Records shown:
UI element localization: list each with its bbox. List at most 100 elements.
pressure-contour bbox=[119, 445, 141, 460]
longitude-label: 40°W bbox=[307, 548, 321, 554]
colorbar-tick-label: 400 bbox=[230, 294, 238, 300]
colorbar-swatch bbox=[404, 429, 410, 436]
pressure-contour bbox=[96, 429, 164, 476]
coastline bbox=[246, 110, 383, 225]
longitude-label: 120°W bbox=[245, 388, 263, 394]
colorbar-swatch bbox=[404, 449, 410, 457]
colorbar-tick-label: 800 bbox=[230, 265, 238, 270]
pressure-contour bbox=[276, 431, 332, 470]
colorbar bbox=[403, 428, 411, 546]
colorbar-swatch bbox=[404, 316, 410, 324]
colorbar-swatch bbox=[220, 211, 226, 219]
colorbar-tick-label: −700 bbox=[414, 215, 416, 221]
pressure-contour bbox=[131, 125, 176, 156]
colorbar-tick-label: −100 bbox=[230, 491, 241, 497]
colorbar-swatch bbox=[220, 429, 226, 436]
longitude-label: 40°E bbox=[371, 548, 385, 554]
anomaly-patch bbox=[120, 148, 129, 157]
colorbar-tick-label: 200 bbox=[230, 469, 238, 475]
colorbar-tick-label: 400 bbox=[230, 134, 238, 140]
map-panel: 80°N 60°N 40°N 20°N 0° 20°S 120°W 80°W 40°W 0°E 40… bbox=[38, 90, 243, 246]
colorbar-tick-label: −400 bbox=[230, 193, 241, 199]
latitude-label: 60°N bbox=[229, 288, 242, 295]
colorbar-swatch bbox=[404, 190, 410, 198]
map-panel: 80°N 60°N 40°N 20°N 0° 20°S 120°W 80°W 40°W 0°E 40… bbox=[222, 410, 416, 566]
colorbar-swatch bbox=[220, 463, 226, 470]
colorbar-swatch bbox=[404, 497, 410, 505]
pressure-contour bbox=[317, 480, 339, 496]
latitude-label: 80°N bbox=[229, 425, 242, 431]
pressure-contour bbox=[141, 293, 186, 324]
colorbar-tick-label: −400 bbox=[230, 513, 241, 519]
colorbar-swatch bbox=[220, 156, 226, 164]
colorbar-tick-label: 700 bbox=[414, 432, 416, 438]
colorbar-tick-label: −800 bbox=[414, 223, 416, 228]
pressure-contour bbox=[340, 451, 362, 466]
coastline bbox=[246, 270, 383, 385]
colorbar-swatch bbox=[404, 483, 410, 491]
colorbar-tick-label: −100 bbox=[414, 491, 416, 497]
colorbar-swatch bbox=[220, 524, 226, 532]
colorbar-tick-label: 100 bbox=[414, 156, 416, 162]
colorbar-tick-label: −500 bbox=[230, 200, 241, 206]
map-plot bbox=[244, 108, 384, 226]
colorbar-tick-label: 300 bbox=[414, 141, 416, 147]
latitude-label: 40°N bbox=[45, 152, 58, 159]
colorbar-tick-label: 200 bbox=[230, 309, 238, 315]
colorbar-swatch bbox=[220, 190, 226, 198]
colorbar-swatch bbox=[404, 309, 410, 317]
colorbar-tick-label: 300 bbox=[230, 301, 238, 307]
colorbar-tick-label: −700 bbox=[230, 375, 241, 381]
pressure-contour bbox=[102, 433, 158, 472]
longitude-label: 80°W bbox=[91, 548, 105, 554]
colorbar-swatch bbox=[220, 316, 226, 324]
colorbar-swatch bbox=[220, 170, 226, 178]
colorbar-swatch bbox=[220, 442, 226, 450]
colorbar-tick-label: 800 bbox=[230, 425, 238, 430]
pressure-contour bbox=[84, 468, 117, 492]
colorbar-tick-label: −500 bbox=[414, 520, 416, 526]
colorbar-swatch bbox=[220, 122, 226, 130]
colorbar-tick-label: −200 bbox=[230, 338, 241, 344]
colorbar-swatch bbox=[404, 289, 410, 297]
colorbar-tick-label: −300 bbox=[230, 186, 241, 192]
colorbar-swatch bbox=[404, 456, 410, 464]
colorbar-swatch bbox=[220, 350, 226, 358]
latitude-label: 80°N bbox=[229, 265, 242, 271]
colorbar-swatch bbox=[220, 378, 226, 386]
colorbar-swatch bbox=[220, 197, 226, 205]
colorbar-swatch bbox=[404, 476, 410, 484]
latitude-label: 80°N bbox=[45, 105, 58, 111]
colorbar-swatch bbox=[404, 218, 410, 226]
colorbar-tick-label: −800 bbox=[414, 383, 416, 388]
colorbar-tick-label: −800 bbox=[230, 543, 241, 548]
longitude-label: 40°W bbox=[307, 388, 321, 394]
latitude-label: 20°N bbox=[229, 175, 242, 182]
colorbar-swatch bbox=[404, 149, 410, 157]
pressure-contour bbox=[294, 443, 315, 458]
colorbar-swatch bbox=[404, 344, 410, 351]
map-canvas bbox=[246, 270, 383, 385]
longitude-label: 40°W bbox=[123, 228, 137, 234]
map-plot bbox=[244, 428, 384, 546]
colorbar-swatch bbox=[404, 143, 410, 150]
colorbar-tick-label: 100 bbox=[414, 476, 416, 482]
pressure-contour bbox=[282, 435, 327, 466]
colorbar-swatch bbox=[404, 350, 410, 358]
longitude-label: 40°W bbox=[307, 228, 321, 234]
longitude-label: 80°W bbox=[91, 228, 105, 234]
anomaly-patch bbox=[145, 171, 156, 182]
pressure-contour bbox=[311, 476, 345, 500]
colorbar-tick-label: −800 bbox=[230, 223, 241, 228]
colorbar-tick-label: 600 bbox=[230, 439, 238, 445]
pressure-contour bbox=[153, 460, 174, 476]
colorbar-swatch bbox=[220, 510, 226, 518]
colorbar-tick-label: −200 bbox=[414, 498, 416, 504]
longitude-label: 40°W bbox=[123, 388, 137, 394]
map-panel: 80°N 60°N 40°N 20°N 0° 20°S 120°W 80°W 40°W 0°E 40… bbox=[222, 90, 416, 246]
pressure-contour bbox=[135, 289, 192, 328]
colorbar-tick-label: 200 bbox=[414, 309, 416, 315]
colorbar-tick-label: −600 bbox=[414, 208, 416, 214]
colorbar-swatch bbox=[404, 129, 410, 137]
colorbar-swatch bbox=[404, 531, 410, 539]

Exercise objective:
Extract every line of the records above verbatim, omitting nothing and altering nothing.

Complete response:
UI element localization: list each with its bbox. List at most 100 elements.
pressure-contour bbox=[119, 445, 141, 460]
longitude-label: 40°W bbox=[307, 548, 321, 554]
colorbar-tick-label: 400 bbox=[230, 294, 238, 300]
colorbar-swatch bbox=[404, 429, 410, 436]
pressure-contour bbox=[96, 429, 164, 476]
coastline bbox=[246, 110, 383, 225]
longitude-label: 120°W bbox=[245, 388, 263, 394]
colorbar-swatch bbox=[404, 449, 410, 457]
colorbar-tick-label: 800 bbox=[230, 265, 238, 270]
pressure-contour bbox=[276, 431, 332, 470]
colorbar bbox=[403, 428, 411, 546]
colorbar-swatch bbox=[404, 316, 410, 324]
colorbar-swatch bbox=[220, 211, 226, 219]
colorbar-tick-label: −700 bbox=[414, 215, 416, 221]
pressure-contour bbox=[131, 125, 176, 156]
colorbar-tick-label: −100 bbox=[230, 491, 241, 497]
colorbar-swatch bbox=[220, 429, 226, 436]
longitude-label: 40°E bbox=[371, 548, 385, 554]
anomaly-patch bbox=[120, 148, 129, 157]
colorbar-tick-label: 200 bbox=[230, 469, 238, 475]
colorbar-tick-label: 400 bbox=[230, 134, 238, 140]
map-panel: 80°N 60°N 40°N 20°N 0° 20°S 120°W 80°W 40°W 0°E 40… bbox=[38, 90, 243, 246]
colorbar-tick-label: −400 bbox=[230, 193, 241, 199]
latitude-label: 60°N bbox=[229, 288, 242, 295]
colorbar-swatch bbox=[404, 190, 410, 198]
map-panel: 80°N 60°N 40°N 20°N 0° 20°S 120°W 80°W 40°W 0°E 40… bbox=[222, 410, 416, 566]
colorbar-swatch bbox=[220, 463, 226, 470]
colorbar-swatch bbox=[404, 497, 410, 505]
pressure-contour bbox=[317, 480, 339, 496]
latitude-label: 80°N bbox=[229, 425, 242, 431]
pressure-contour bbox=[141, 293, 186, 324]
colorbar-tick-label: −400 bbox=[230, 513, 241, 519]
colorbar-swatch bbox=[220, 156, 226, 164]
colorbar-tick-label: 700 bbox=[414, 432, 416, 438]
colorbar-tick-label: −800 bbox=[414, 223, 416, 228]
pressure-contour bbox=[340, 451, 362, 466]
coastline bbox=[246, 270, 383, 385]
colorbar-swatch bbox=[404, 483, 410, 491]
colorbar-tick-label: −100 bbox=[414, 491, 416, 497]
colorbar-swatch bbox=[220, 524, 226, 532]
colorbar-tick-label: 100 bbox=[414, 156, 416, 162]
colorbar-tick-label: −500 bbox=[230, 200, 241, 206]
map-plot bbox=[244, 108, 384, 226]
colorbar-tick-label: 300 bbox=[414, 141, 416, 147]
latitude-label: 40°N bbox=[45, 152, 58, 159]
colorbar-tick-label: 200 bbox=[230, 309, 238, 315]
colorbar-swatch bbox=[220, 190, 226, 198]
colorbar-swatch bbox=[404, 309, 410, 317]
colorbar-tick-label: 300 bbox=[230, 301, 238, 307]
colorbar-tick-label: −700 bbox=[230, 375, 241, 381]
pressure-contour bbox=[102, 433, 158, 472]
longitude-label: 80°W bbox=[91, 548, 105, 554]
colorbar-swatch bbox=[220, 316, 226, 324]
colorbar-swatch bbox=[220, 170, 226, 178]
colorbar-swatch bbox=[220, 442, 226, 450]
colorbar-tick-label: 800 bbox=[230, 425, 238, 430]
pressure-contour bbox=[84, 468, 117, 492]
colorbar-tick-label: −500 bbox=[414, 520, 416, 526]
colorbar-swatch bbox=[220, 122, 226, 130]
colorbar-tick-label: −200 bbox=[230, 338, 241, 344]
colorbar-swatch bbox=[404, 289, 410, 297]
colorbar-tick-label: −300 bbox=[230, 186, 241, 192]
colorbar-swatch bbox=[404, 456, 410, 464]
colorbar-swatch bbox=[220, 350, 226, 358]
latitude-label: 80°N bbox=[229, 265, 242, 271]
colorbar-swatch bbox=[220, 378, 226, 386]
colorbar-swatch bbox=[220, 197, 226, 205]
colorbar-swatch bbox=[404, 476, 410, 484]
latitude-label: 80°N bbox=[45, 105, 58, 111]
colorbar-swatch bbox=[404, 218, 410, 226]
colorbar-tick-label: −800 bbox=[414, 383, 416, 388]
colorbar-tick-label: −800 bbox=[230, 543, 241, 548]
longitude-label: 40°W bbox=[307, 388, 321, 394]
latitude-label: 20°N bbox=[229, 175, 242, 182]
colorbar-swatch bbox=[404, 149, 410, 157]
pressure-contour bbox=[294, 443, 315, 458]
colorbar-swatch bbox=[404, 344, 410, 351]
map-canvas bbox=[246, 270, 383, 385]
longitude-label: 40°W bbox=[123, 228, 137, 234]
map-plot bbox=[244, 428, 384, 546]
colorbar-swatch bbox=[404, 143, 410, 150]
colorbar-tick-label: 100 bbox=[414, 476, 416, 482]
pressure-contour bbox=[282, 435, 327, 466]
colorbar-swatch bbox=[404, 350, 410, 358]
longitude-label: 40°W bbox=[307, 228, 321, 234]
longitude-label: 80°W bbox=[91, 228, 105, 234]
anomaly-patch bbox=[145, 171, 156, 182]
pressure-contour bbox=[311, 476, 345, 500]
colorbar-tick-label: −800 bbox=[230, 223, 241, 228]
colorbar-tick-label: 600 bbox=[230, 439, 238, 445]
pressure-contour bbox=[153, 460, 174, 476]
colorbar-swatch bbox=[220, 510, 226, 518]
colorbar-tick-label: −200 bbox=[414, 498, 416, 504]
longitude-label: 40°W bbox=[123, 388, 137, 394]
map-panel: 80°N 60°N 40°N 20°N 0° 20°S 120°W 80°W 40°W 0°E 40… bbox=[222, 90, 416, 246]
pressure-contour bbox=[135, 289, 192, 328]
colorbar-tick-label: 200 bbox=[414, 309, 416, 315]
colorbar-tick-label: −600 bbox=[414, 208, 416, 214]
colorbar-swatch bbox=[404, 129, 410, 137]
colorbar-swatch bbox=[404, 531, 410, 539]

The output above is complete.